**Stated problem:** Look through the data below. Pick out the lines holding the string "wytwarzające".

━━━━━ Recorded data ━━━━━

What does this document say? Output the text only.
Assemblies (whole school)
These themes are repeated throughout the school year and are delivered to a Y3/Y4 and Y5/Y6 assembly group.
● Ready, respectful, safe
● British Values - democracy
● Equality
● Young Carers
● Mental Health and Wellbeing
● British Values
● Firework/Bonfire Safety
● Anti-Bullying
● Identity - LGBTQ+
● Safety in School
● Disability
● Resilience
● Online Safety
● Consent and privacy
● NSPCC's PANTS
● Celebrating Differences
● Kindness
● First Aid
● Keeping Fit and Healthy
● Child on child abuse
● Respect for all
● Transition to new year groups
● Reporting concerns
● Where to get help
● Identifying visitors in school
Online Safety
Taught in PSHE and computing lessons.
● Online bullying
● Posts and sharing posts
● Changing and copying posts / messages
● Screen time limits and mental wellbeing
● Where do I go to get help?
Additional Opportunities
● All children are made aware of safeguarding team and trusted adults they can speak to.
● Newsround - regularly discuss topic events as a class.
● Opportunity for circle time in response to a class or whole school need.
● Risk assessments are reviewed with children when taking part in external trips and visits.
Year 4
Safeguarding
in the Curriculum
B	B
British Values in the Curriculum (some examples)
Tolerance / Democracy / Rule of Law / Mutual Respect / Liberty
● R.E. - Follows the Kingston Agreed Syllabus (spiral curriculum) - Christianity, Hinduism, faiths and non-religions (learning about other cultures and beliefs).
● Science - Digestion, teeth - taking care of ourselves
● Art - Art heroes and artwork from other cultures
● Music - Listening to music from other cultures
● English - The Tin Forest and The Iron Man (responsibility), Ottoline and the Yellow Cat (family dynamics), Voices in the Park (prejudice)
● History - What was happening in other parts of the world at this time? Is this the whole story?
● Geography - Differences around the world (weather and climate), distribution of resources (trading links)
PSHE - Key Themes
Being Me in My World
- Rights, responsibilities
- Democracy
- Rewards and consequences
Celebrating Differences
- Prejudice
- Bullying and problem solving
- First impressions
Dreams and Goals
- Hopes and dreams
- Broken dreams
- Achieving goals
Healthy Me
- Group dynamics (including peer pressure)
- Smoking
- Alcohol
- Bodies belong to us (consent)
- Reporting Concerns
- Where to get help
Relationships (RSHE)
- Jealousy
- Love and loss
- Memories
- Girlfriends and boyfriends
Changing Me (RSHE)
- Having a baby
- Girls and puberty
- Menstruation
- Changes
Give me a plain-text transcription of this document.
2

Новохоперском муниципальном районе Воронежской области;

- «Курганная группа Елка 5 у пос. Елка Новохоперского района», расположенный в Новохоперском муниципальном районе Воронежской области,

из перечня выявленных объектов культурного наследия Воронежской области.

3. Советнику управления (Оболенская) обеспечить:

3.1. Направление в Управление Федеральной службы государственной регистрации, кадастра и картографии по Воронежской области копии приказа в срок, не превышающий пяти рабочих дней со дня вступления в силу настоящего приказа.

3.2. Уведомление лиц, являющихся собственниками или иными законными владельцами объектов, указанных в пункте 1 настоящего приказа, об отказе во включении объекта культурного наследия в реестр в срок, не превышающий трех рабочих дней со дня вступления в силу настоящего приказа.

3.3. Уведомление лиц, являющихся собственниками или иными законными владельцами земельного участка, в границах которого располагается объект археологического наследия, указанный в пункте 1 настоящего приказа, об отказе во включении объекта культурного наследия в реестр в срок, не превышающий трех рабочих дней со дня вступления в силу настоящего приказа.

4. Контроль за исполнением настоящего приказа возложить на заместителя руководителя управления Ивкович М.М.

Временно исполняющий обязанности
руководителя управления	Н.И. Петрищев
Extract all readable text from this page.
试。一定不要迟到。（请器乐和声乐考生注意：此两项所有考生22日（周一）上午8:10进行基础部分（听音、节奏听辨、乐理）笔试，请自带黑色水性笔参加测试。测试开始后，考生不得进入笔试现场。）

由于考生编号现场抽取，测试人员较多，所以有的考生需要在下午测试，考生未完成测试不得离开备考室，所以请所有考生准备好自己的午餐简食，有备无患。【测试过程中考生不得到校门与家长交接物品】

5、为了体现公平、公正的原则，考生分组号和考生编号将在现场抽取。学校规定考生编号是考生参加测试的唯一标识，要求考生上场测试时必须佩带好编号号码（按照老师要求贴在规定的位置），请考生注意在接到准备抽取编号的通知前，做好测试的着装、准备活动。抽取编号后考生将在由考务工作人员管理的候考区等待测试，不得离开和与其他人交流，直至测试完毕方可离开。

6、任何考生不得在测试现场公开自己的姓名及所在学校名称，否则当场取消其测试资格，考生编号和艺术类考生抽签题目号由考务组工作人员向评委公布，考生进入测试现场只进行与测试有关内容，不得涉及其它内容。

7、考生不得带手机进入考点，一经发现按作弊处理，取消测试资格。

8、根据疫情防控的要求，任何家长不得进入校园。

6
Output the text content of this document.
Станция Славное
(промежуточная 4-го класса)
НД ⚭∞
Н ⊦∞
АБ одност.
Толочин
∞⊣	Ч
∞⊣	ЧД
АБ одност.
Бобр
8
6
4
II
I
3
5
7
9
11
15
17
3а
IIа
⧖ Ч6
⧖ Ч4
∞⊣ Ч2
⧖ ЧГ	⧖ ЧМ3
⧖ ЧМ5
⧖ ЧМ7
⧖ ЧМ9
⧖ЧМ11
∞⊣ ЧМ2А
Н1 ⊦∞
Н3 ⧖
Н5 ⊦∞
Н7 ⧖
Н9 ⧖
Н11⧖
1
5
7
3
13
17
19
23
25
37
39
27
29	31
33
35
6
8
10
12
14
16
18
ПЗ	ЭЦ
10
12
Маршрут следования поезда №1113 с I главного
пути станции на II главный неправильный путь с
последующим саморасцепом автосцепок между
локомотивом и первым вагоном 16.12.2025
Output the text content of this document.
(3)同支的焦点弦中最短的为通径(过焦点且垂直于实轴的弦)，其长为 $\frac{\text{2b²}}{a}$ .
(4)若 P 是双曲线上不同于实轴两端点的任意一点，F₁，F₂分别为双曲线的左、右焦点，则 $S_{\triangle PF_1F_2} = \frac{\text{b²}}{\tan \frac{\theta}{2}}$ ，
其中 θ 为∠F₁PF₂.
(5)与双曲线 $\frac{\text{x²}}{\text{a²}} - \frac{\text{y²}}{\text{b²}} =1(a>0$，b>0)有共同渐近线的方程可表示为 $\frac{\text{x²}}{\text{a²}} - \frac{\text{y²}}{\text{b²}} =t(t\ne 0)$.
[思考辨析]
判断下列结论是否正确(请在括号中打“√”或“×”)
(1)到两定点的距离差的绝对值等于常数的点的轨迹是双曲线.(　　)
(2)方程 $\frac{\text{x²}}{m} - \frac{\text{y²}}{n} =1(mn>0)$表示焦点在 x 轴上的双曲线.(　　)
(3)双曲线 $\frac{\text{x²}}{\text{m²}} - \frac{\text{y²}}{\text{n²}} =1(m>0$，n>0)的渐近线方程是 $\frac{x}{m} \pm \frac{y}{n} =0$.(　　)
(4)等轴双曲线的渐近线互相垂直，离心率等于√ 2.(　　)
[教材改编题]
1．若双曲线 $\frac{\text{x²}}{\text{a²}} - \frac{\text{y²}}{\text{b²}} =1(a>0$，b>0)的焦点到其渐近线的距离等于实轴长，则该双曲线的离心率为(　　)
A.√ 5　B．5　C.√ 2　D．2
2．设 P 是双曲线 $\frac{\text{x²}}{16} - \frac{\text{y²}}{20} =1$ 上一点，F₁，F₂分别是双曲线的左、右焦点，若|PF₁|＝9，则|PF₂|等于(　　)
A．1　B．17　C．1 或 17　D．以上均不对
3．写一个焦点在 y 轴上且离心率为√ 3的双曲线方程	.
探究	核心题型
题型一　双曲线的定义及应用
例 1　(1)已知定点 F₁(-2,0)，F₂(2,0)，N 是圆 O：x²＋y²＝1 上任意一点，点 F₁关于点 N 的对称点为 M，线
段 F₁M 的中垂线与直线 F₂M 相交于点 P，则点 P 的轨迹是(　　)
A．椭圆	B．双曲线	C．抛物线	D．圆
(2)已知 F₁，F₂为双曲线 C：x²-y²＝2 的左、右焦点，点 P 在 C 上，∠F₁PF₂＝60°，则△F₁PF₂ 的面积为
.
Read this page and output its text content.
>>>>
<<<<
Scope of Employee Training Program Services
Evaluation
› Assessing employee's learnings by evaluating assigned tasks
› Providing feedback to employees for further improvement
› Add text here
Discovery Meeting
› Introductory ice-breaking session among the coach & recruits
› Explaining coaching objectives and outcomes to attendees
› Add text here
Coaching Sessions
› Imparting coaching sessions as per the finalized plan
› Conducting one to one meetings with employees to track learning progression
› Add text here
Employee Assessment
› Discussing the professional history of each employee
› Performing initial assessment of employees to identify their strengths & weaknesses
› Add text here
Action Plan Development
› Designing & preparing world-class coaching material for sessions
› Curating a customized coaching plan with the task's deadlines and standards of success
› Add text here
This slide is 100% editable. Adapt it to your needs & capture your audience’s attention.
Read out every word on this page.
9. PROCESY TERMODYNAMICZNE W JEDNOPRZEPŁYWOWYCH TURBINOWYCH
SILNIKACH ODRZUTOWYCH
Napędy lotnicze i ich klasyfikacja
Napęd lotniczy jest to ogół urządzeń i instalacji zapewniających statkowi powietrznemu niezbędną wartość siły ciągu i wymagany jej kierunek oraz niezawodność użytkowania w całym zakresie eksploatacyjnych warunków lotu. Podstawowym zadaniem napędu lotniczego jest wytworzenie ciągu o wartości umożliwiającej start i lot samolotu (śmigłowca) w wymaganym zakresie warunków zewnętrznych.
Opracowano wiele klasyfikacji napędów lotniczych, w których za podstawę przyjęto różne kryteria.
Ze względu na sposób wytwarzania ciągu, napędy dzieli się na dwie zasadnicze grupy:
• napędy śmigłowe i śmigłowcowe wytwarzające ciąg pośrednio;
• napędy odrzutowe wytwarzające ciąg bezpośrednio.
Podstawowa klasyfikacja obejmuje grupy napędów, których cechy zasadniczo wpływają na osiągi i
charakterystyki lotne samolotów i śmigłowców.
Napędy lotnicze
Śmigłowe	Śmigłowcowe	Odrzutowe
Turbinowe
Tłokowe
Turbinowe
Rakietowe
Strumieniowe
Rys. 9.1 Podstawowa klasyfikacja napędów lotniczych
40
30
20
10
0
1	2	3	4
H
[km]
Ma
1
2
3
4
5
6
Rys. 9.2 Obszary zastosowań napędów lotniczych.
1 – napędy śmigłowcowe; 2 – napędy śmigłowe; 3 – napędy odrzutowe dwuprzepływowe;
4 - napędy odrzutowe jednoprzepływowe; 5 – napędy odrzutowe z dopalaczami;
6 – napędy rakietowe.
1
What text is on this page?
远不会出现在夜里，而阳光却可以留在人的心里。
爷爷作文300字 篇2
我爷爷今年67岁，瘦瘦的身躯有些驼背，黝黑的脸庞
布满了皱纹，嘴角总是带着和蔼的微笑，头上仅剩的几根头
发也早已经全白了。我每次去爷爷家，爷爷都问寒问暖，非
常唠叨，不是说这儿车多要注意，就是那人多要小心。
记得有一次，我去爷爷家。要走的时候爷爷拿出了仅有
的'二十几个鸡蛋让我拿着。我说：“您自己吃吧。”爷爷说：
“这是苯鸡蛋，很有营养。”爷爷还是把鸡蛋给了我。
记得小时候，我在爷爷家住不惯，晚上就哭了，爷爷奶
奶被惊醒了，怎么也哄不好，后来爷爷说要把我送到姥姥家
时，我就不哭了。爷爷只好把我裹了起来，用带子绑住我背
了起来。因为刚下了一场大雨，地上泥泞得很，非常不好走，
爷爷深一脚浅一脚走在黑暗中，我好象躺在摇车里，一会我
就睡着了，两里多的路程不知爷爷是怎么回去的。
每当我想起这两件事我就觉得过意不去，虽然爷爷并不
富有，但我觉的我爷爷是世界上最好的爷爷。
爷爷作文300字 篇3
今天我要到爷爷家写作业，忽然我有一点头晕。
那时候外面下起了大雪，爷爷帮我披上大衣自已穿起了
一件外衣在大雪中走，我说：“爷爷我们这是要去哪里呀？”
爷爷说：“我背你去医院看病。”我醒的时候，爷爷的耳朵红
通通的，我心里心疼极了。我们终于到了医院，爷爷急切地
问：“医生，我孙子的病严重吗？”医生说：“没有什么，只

━━━━━

**Exercise output:**
• napędy śmigłowe i śmigłowcowe wytwarzające ciąg pośrednio;
• napędy odrzutowe wytwarzające ciąg bezpośrednio.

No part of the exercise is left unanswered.